• **Written instruction**:
Each line that includes the word "Battery" counts once; give the total and nothing more.

Records from a collection of figures:
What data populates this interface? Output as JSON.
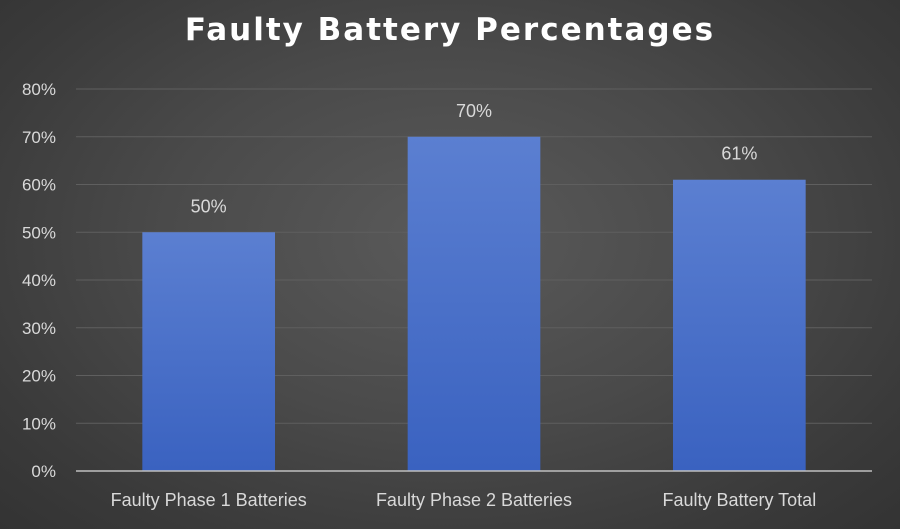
{
  "chart_data": {
    "type": "bar",
    "title": "Faulty Battery Percentages",
    "categories": [
      "Faulty Phase 1 Batteries",
      "Faulty Phase 2 Batteries",
      "Faulty Battery Total"
    ],
    "values": [
      50,
      70,
      61
    ],
    "data_labels": [
      "50%",
      "70%",
      "61%"
    ],
    "y_ticks": [
      "0%",
      "10%",
      "20%",
      "30%",
      "40%",
      "50%",
      "60%",
      "70%",
      "80%"
    ],
    "ylim": [
      0,
      80
    ],
    "grid": true,
    "legend": "none",
    "bar_color_top": "#5b7fd1",
    "bar_color_bottom": "#3a62c0",
    "gridline_color": "#5f5f5f",
    "axis_color": "#bfbfbf"
  }
}
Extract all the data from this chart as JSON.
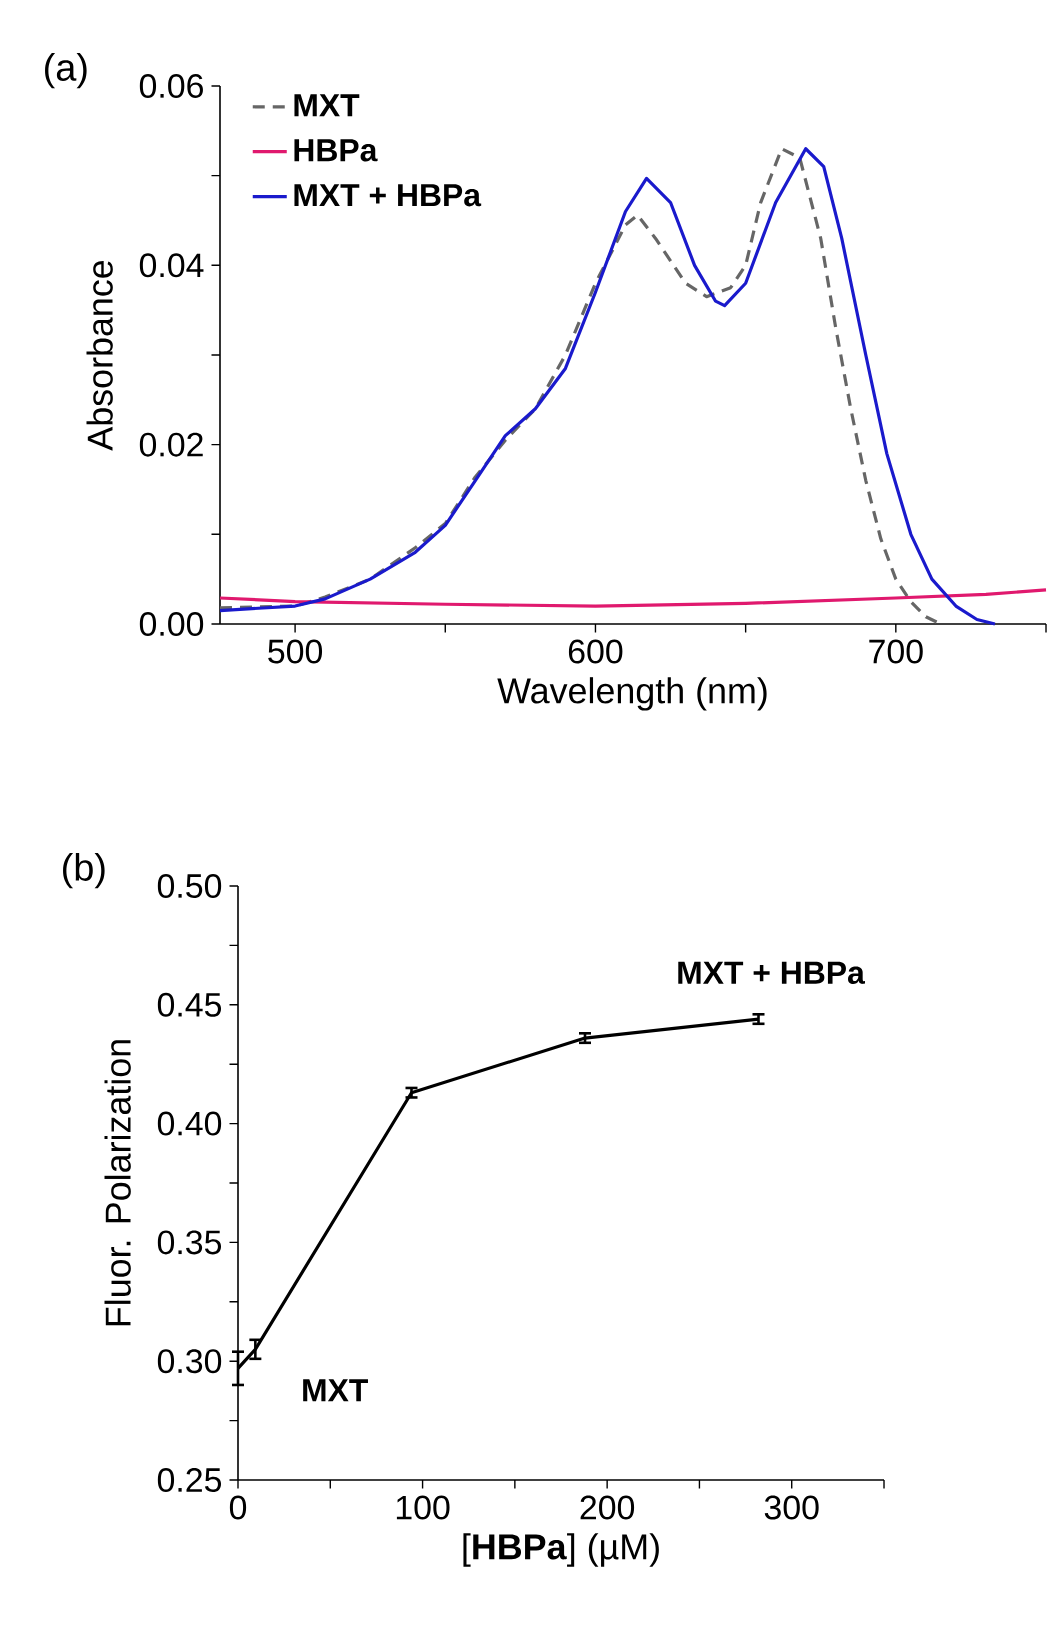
{
  "chart_data": [
    {
      "type": "line",
      "title": "(a)",
      "xlabel": "Wavelength (nm)",
      "ylabel": "Absorbance",
      "xlim": [
        475,
        750
      ],
      "ylim": [
        0,
        0.06
      ],
      "xticks": [
        500,
        {
          "value": 550,
          "label": null
        },
        600,
        {
          "value": 650,
          "label": null
        },
        700,
        {
          "value": 750,
          "label": null
        }
      ],
      "yticks": [
        {
          "value": 0,
          "label": "0.00"
        },
        {
          "value": 0.01,
          "label": null
        },
        0.02,
        {
          "value": 0.03,
          "label": null
        },
        0.04,
        {
          "value": 0.05,
          "label": null
        },
        0.06
      ],
      "legend": "top left",
      "series": [
        {
          "name": "MXT",
          "color": "#666666",
          "line_style": "dashed",
          "x": [
            475,
            500,
            510,
            525,
            540,
            550,
            560,
            570,
            580,
            590,
            600,
            610,
            614,
            620,
            630,
            637,
            645,
            650,
            655,
            662,
            668,
            675,
            680,
            685,
            690,
            695,
            700,
            705,
            710,
            715
          ],
          "values": [
            0.0018,
            0.002,
            0.003,
            0.005,
            0.0085,
            0.0112,
            0.0164,
            0.0205,
            0.024,
            0.03,
            0.038,
            0.0445,
            0.0456,
            0.043,
            0.038,
            0.0365,
            0.0375,
            0.04,
            0.047,
            0.053,
            0.052,
            0.043,
            0.033,
            0.024,
            0.016,
            0.0095,
            0.005,
            0.0025,
            0.0008,
            0.0
          ]
        },
        {
          "name": "HBPa",
          "color": "#e0196e",
          "line_style": "solid",
          "x": [
            475,
            500,
            550,
            600,
            650,
            700,
            730,
            750
          ],
          "values": [
            0.0029,
            0.0025,
            0.0022,
            0.002,
            0.0023,
            0.0029,
            0.0033,
            0.0038
          ]
        },
        {
          "name": "MXT + HBPa",
          "color": "#1a1acc",
          "line_style": "solid",
          "x": [
            475,
            500,
            510,
            525,
            540,
            550,
            560,
            570,
            580,
            590,
            600,
            610,
            617,
            625,
            633,
            640,
            643,
            650,
            660,
            670,
            676,
            682,
            690,
            697,
            705,
            712,
            720,
            727,
            733
          ],
          "values": [
            0.0015,
            0.002,
            0.0028,
            0.005,
            0.008,
            0.011,
            0.016,
            0.021,
            0.024,
            0.0285,
            0.037,
            0.046,
            0.0497,
            0.047,
            0.04,
            0.036,
            0.0355,
            0.038,
            0.047,
            0.053,
            0.051,
            0.043,
            0.03,
            0.019,
            0.01,
            0.005,
            0.002,
            0.0005,
            0.0
          ]
        }
      ]
    },
    {
      "type": "line",
      "title": "(b)",
      "xlabel": "[**HBPa**] (µM)",
      "ylabel": "Fluor. Polarization",
      "xlim": [
        0,
        350
      ],
      "ylim": [
        0.25,
        0.5
      ],
      "xticks": [
        0,
        {
          "value": 50,
          "label": null
        },
        100,
        {
          "value": 150,
          "label": null
        },
        200,
        {
          "value": 250,
          "label": null
        },
        300,
        {
          "value": 350,
          "label": null
        }
      ],
      "yticks": [
        0.25,
        {
          "value": 0.275,
          "label": null
        },
        {
          "value": 0.3,
          "label": "0.30"
        },
        {
          "value": 0.325,
          "label": null
        },
        0.35,
        {
          "value": 0.375,
          "label": null
        },
        {
          "value": 0.4,
          "label": "0.40"
        },
        {
          "value": 0.425,
          "label": null
        },
        0.45,
        {
          "value": 0.475,
          "label": null
        },
        {
          "value": 0.5,
          "label": "0.50"
        }
      ],
      "marker": "none",
      "color": "#000000",
      "x": [
        0,
        9.4,
        94,
        188,
        282
      ],
      "values": [
        0.297,
        0.305,
        0.413,
        0.436,
        0.444
      ],
      "errors": [
        0.007,
        0.004,
        0.002,
        0.002,
        0.002
      ],
      "annotations": [
        {
          "text": "MXT",
          "x": 0,
          "y": 0.297
        },
        {
          "text": "MXT + HBPa",
          "x": 282,
          "y": 0.444
        }
      ]
    }
  ]
}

• **Exercise response**:
2